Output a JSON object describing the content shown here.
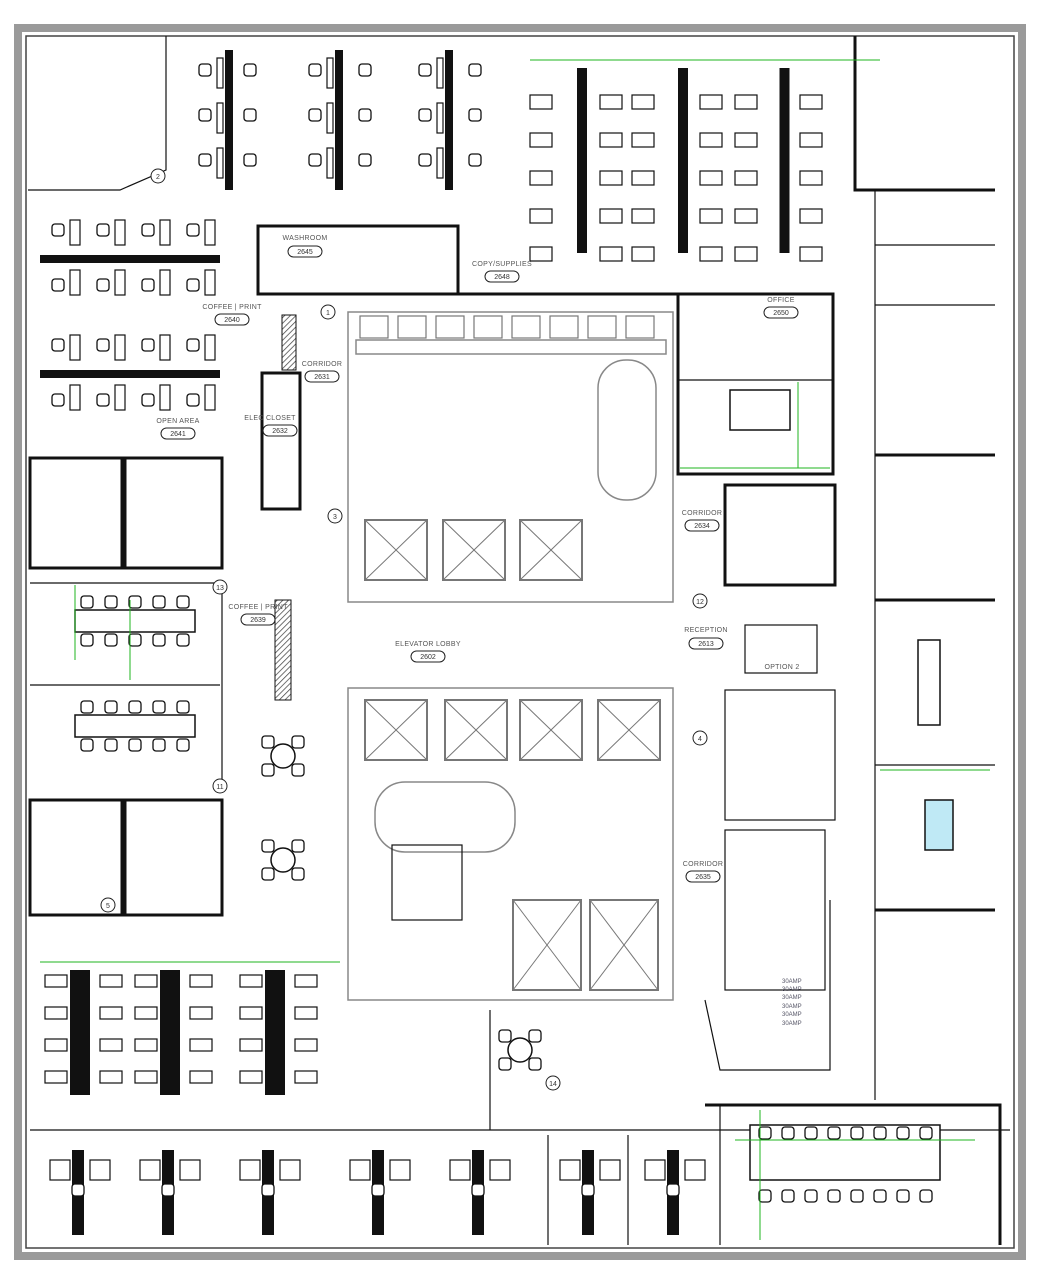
{
  "plan": {
    "rooms": [
      {
        "name": "WASHROOM",
        "number": "2645"
      },
      {
        "name": "COPY/SUPPLIES",
        "number": "2648"
      },
      {
        "name": "COFFEE | PRINT",
        "number": "2640"
      },
      {
        "name": "CORRIDOR",
        "number": "2631"
      },
      {
        "name": "ELEC CLOSET",
        "number": "2632"
      },
      {
        "name": "OPEN AREA",
        "number": "2641"
      },
      {
        "name": "COFFEE | PRINT",
        "number": "2639"
      },
      {
        "name": "ELEVATOR LOBBY",
        "number": "2602"
      },
      {
        "name": "OFFICE",
        "number": "2650"
      },
      {
        "name": "CORRIDOR",
        "number": "2634"
      },
      {
        "name": "RECEPTION",
        "number": "2613"
      },
      {
        "name": "CORRIDOR",
        "number": "2635"
      }
    ],
    "option_label": "OPTION 2",
    "amp_labels": [
      "30AMP",
      "30AMP",
      "30AMP",
      "30AMP",
      "30AMP",
      "30AMP"
    ],
    "door_tags": [
      "12",
      "13",
      "11",
      "14",
      "1",
      "2",
      "3",
      "4",
      "5"
    ],
    "colors": {
      "walls": "#111111",
      "core": "#888888",
      "dimensions": "#1fb51f",
      "frame": "#9a9a9a"
    }
  }
}
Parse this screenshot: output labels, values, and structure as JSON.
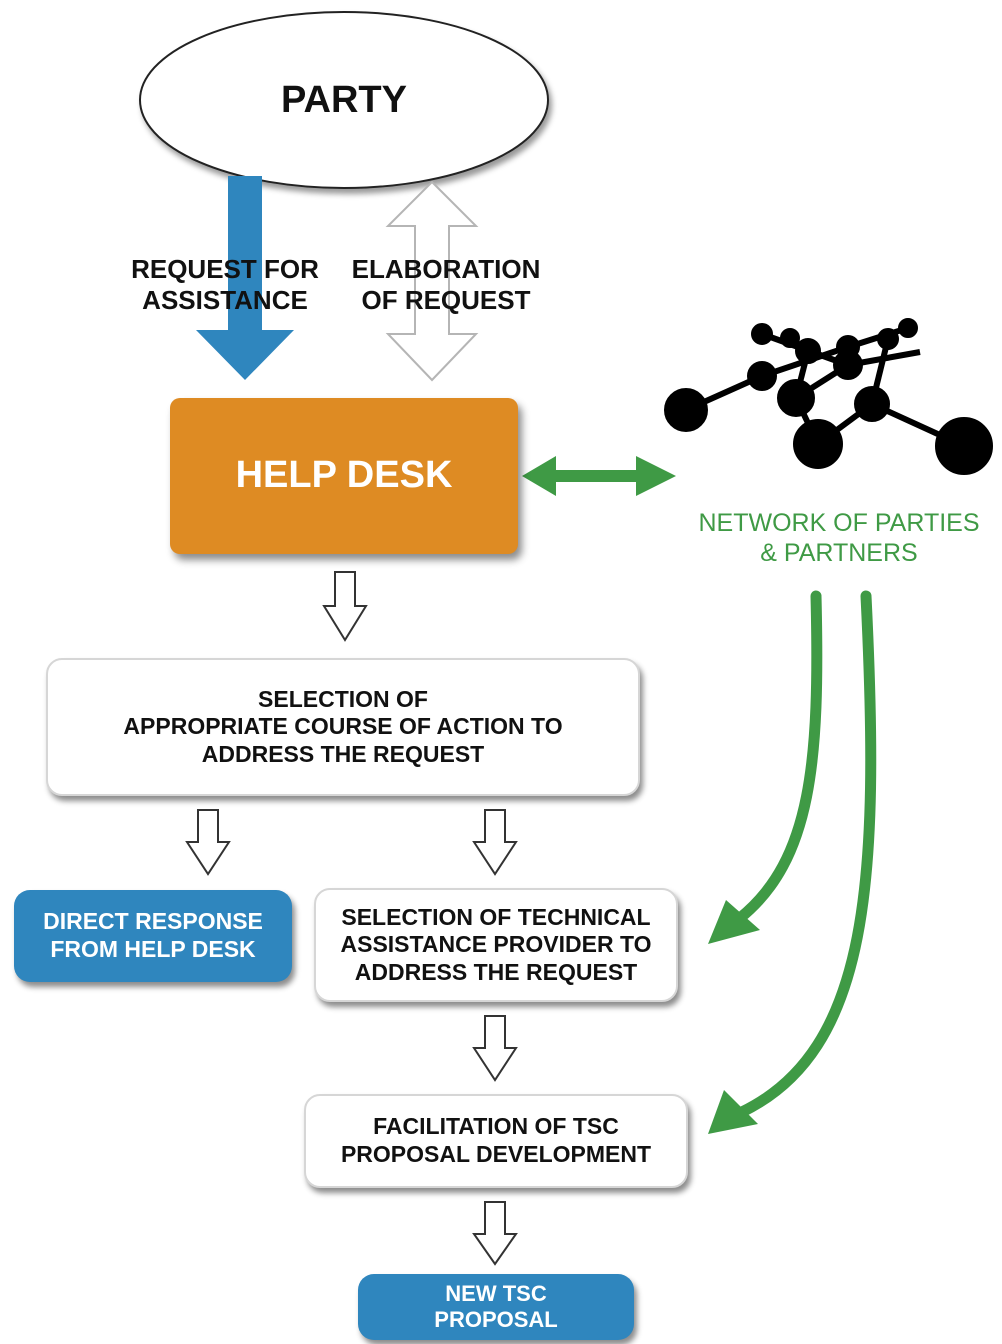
{
  "colors": {
    "blue": "#2f86be",
    "orange": "#de8b23",
    "green": "#3f9a45",
    "black": "#000000",
    "white": "#ffffff"
  },
  "party": {
    "label": "PARTY"
  },
  "arrows": {
    "request_for_assistance": [
      "REQUEST FOR",
      "ASSISTANCE"
    ],
    "elaboration_of_request": [
      "ELABORATION",
      "OF REQUEST"
    ]
  },
  "help_desk": {
    "label": "HELP DESK"
  },
  "network": {
    "label_lines": [
      "NETWORK OF PARTIES",
      "& PARTNERS"
    ],
    "icon": "network-graph-icon"
  },
  "selection_course": {
    "lines": [
      "SELECTION OF",
      "APPROPRIATE COURSE OF ACTION TO",
      "ADDRESS THE REQUEST"
    ]
  },
  "direct_response": {
    "lines": [
      "DIRECT RESPONSE",
      "FROM HELP DESK"
    ]
  },
  "selection_provider": {
    "lines": [
      "SELECTION OF TECHNICAL",
      "ASSISTANCE PROVIDER TO",
      "ADDRESS THE REQUEST"
    ]
  },
  "facilitation": {
    "lines": [
      "FACILITATION OF TSC",
      "PROPOSAL DEVELOPMENT"
    ]
  },
  "new_proposal": {
    "lines": [
      "NEW TSC",
      "PROPOSAL"
    ]
  }
}
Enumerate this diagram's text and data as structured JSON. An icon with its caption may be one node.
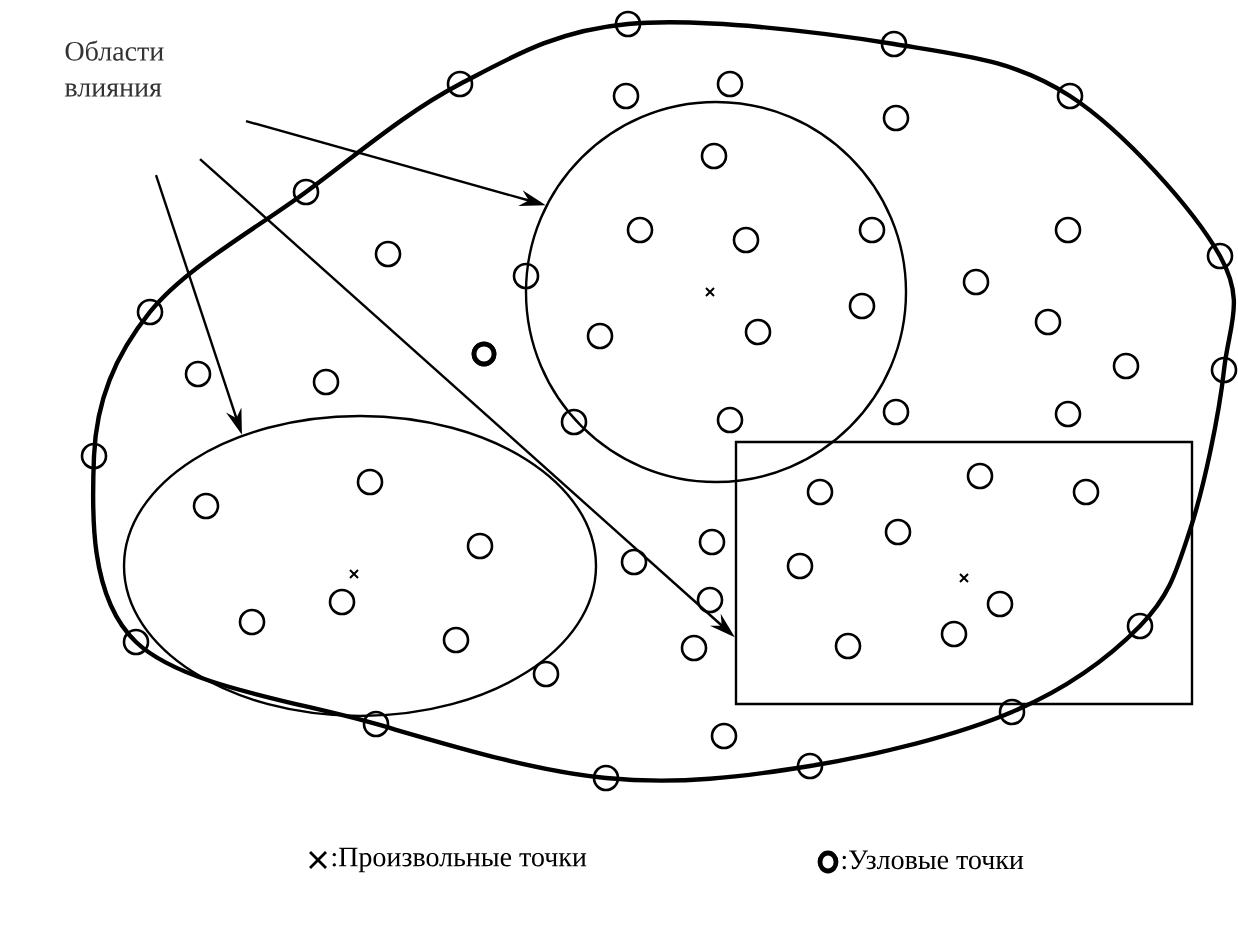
━━━━━━━━━━━━━━━━
Aim
List all lines above in which the string "icon" appears.

Task response
    "icon": "network-graph-icon"
Enumerate this diagram's text and data as structured JSON. An icon with its caption may be one node.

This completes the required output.